=== WHAT YOU HAVE TO DO ===
Out of the lines below, please list those that hold the string "related".
** Start INPUT RECORDS **
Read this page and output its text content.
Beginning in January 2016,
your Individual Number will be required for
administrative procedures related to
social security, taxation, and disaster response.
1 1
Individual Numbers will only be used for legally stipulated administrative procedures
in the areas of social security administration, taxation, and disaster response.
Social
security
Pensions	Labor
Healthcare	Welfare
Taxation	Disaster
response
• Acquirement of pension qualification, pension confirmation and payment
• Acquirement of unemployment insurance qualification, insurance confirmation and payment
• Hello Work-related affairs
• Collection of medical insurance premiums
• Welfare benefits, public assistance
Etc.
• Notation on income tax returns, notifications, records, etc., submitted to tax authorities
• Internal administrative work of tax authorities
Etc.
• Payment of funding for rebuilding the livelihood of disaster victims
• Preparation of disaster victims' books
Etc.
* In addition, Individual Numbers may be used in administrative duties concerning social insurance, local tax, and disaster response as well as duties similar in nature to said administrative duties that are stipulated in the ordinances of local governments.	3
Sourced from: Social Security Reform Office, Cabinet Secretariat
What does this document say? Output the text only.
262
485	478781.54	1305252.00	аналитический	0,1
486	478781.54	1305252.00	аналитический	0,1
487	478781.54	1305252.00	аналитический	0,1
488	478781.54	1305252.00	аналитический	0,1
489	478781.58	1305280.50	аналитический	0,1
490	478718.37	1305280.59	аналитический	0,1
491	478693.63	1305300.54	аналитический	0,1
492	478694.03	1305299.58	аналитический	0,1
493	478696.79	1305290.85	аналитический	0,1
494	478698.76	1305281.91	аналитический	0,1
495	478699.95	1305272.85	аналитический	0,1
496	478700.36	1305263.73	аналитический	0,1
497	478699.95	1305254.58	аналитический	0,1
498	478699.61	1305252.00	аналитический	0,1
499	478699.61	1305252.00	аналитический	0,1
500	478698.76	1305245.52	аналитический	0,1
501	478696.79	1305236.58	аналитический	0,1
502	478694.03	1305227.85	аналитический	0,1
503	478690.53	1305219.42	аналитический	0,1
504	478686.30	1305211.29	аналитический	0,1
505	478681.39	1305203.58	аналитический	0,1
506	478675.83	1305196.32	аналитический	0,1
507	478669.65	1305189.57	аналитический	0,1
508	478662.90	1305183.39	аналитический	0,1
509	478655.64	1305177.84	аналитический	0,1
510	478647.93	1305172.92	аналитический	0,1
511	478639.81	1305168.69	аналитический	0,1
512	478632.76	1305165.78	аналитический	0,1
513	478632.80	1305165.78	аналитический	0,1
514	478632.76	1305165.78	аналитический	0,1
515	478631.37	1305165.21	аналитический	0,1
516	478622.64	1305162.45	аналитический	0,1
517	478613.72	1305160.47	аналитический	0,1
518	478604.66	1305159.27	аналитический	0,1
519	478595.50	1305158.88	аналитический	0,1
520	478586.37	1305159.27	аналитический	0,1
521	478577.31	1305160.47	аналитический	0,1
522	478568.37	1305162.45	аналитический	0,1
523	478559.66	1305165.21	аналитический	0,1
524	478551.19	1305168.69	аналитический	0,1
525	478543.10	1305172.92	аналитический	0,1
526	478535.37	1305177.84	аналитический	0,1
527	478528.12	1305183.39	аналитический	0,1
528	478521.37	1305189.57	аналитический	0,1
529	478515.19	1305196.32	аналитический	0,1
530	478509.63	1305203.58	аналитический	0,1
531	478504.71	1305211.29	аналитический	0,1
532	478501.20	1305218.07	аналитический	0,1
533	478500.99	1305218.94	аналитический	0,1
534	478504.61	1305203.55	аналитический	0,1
** End INPUT RECORDS **
=== OUTPUT FOR THIS TASK ===
administrative procedures related to
• Hello Work-related affairs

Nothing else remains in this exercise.